Each line of the material below should be reproduced exactly.
-- START --
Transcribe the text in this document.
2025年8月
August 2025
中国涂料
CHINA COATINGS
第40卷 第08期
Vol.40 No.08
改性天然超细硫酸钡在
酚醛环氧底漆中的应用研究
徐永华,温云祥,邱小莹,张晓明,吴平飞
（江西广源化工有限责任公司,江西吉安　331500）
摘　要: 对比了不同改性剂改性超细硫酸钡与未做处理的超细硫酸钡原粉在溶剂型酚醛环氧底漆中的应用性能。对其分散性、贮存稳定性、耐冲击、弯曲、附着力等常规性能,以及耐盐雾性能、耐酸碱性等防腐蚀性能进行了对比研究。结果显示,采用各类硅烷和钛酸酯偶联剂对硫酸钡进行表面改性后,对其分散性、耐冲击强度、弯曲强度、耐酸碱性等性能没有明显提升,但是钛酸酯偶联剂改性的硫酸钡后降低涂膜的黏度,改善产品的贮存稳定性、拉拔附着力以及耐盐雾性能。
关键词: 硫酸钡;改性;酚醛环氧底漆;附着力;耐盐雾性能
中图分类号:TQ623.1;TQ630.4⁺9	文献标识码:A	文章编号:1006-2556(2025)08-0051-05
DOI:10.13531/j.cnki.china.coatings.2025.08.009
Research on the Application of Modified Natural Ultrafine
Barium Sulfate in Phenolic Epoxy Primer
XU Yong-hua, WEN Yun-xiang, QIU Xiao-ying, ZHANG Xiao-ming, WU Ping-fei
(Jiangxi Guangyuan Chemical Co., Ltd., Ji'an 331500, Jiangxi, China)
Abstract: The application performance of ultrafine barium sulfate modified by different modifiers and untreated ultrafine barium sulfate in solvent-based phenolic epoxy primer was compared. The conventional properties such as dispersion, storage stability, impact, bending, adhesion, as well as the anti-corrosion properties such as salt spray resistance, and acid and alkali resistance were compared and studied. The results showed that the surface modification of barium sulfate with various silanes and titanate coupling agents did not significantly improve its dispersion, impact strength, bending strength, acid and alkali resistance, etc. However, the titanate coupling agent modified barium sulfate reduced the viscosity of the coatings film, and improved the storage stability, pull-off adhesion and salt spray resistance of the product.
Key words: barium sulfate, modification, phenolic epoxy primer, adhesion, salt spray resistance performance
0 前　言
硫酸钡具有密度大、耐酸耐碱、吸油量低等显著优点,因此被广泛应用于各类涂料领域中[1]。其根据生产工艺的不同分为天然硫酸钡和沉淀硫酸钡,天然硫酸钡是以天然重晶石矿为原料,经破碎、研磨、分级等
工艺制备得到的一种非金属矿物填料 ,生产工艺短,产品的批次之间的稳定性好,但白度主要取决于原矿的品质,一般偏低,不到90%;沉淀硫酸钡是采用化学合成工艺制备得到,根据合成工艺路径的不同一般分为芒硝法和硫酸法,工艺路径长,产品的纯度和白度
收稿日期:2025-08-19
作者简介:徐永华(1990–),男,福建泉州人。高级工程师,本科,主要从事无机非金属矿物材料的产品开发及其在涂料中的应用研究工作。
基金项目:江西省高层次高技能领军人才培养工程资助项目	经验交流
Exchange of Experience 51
-- END --
• _REPLY TO THE TASK_:
Transcribe the text in this document.
2025年8月
August 2025
中国涂料
CHINA COATINGS
第40卷 第08期
Vol.40 No.08
改性天然超细硫酸钡在
酚醛环氧底漆中的应用研究
徐永华,温云祥,邱小莹,张晓明,吴平飞
（江西广源化工有限责任公司,江西吉安　331500）
摘　要: 对比了不同改性剂改性超细硫酸钡与未做处理的超细硫酸钡原粉在溶剂型酚醛环氧底漆中的应用性能。对其分散性、贮存稳定性、耐冲击、弯曲、附着力等常规性能,以及耐盐雾性能、耐酸碱性等防腐蚀性能进行了对比研究。结果显示,采用各类硅烷和钛酸酯偶联剂对硫酸钡进行表面改性后,对其分散性、耐冲击强度、弯曲强度、耐酸碱性等性能没有明显提升,但是钛酸酯偶联剂改性的硫酸钡后降低涂膜的黏度,改善产品的贮存稳定性、拉拔附着力以及耐盐雾性能。
关键词: 硫酸钡;改性;酚醛环氧底漆;附着力;耐盐雾性能
中图分类号:TQ623.1;TQ630.4⁺9	文献标识码:A	文章编号:1006-2556(2025)08-0051-05
DOI:10.13531/j.cnki.china.coatings.2025.08.009
Research on the Application of Modified Natural Ultrafine
Barium Sulfate in Phenolic Epoxy Primer
XU Yong-hua, WEN Yun-xiang, QIU Xiao-ying, ZHANG Xiao-ming, WU Ping-fei
(Jiangxi Guangyuan Chemical Co., Ltd., Ji'an 331500, Jiangxi, China)
Abstract: The application performance of ultrafine barium sulfate modified by different modifiers and untreated ultrafine barium sulfate in solvent-based phenolic epoxy primer was compared. The conventional properties such as dispersion, storage stability, impact, bending, adhesion, as well as the anti-corrosion properties such as salt spray resistance, and acid and alkali resistance were compared and studied. The results showed that the surface modification of barium sulfate with various silanes and titanate coupling agents did not significantly improve its dispersion, impact strength, bending strength, acid and alkali resistance, etc. However, the titanate coupling agent modified barium sulfate reduced the viscosity of the coatings film, and improved the storage stability, pull-off adhesion and salt spray resistance of the product.
Key words: barium sulfate, modification, phenolic epoxy primer, adhesion, salt spray resistance performance
0 前　言
硫酸钡具有密度大、耐酸耐碱、吸油量低等显著优点,因此被广泛应用于各类涂料领域中[1]。其根据生产工艺的不同分为天然硫酸钡和沉淀硫酸钡,天然硫酸钡是以天然重晶石矿为原料,经破碎、研磨、分级等
工艺制备得到的一种非金属矿物填料 ,生产工艺短,产品的批次之间的稳定性好,但白度主要取决于原矿的品质,一般偏低,不到90%;沉淀硫酸钡是采用化学合成工艺制备得到,根据合成工艺路径的不同一般分为芒硝法和硫酸法,工艺路径长,产品的纯度和白度
收稿日期:2025-08-19
作者简介:徐永华(1990–),男,福建泉州人。高级工程师,本科,主要从事无机非金属矿物材料的产品开发及其在涂料中的应用研究工作。
基金项目:江西省高层次高技能领军人才培养工程资助项目	经验交流
Exchange of Experience 51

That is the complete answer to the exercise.